Return the count of lines with the string "time" in them, and nothing else.

begin Task material

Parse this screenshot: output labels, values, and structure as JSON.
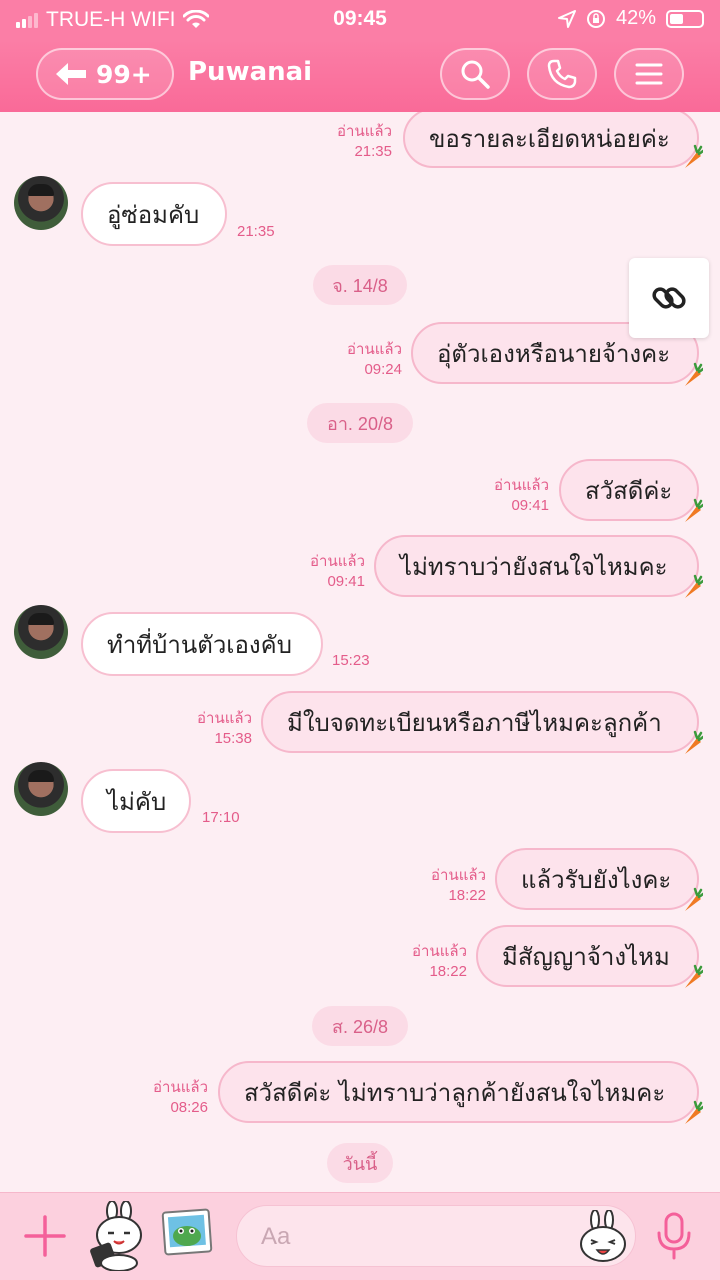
{
  "status_bar": {
    "carrier": "TRUE-H WIFI",
    "time": "09:45",
    "battery_percent": "42%",
    "battery_level": 0.42
  },
  "header": {
    "back_count": "99+",
    "title": "Puwanai",
    "icons": [
      "back-arrow-icon",
      "search-icon",
      "phone-icon",
      "menu-icon"
    ]
  },
  "colors": {
    "header": "#fb7ea6",
    "background": "#fdeef3",
    "bubble_out": "#fde3ec",
    "bubble_in": "#ffffff",
    "accent": "#e45c8a"
  },
  "messages": [
    {
      "type": "out",
      "text": "ขอรายละเอียดหน่อยค่ะ",
      "read": "อ่านแล้ว",
      "time": "21:35"
    },
    {
      "type": "in",
      "text": "อู่ซ่อมคับ",
      "time": "21:35"
    },
    {
      "type": "date",
      "text": "จ. 14/8"
    },
    {
      "type": "out",
      "text": "อุ่ตัวเองหรือนายจ้างคะ",
      "read": "อ่านแล้ว",
      "time": "09:24"
    },
    {
      "type": "date",
      "text": "อา. 20/8"
    },
    {
      "type": "out",
      "text": "สวัสดีค่ะ",
      "read": "อ่านแล้ว",
      "time": "09:41"
    },
    {
      "type": "out",
      "text": "ไม่ทราบว่ายังสนใจไหมคะ",
      "read": "อ่านแล้ว",
      "time": "09:41"
    },
    {
      "type": "in",
      "text": "ทำที่บ้านตัวเองคับ",
      "time": "15:23"
    },
    {
      "type": "out",
      "text": "มีใบจดทะเบียนหรือภาษีไหมคะลูกค้า",
      "read": "อ่านแล้ว",
      "time": "15:38"
    },
    {
      "type": "in",
      "text": "ไม่คับ",
      "time": "17:10"
    },
    {
      "type": "out",
      "text": "แล้วรับยังไงคะ",
      "read": "อ่านแล้ว",
      "time": "18:22"
    },
    {
      "type": "out",
      "text": "มีสัญญาจ้างไหม",
      "read": "อ่านแล้ว",
      "time": "18:22"
    },
    {
      "type": "date",
      "text": "ส. 26/8"
    },
    {
      "type": "out",
      "text": "สวัสดีค่ะ ไม่ทราบว่าลูกค้ายังสนใจไหมคะ",
      "read": "อ่านแล้ว",
      "time": "08:26"
    },
    {
      "type": "date",
      "text": "วันนี้"
    }
  ],
  "input": {
    "placeholder": "Aa"
  },
  "bottom_icons": [
    "plus-icon",
    "sticker-icon",
    "photo-icon",
    "emoji-icon",
    "microphone-icon"
  ]
}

end Task material

### Response to this task
12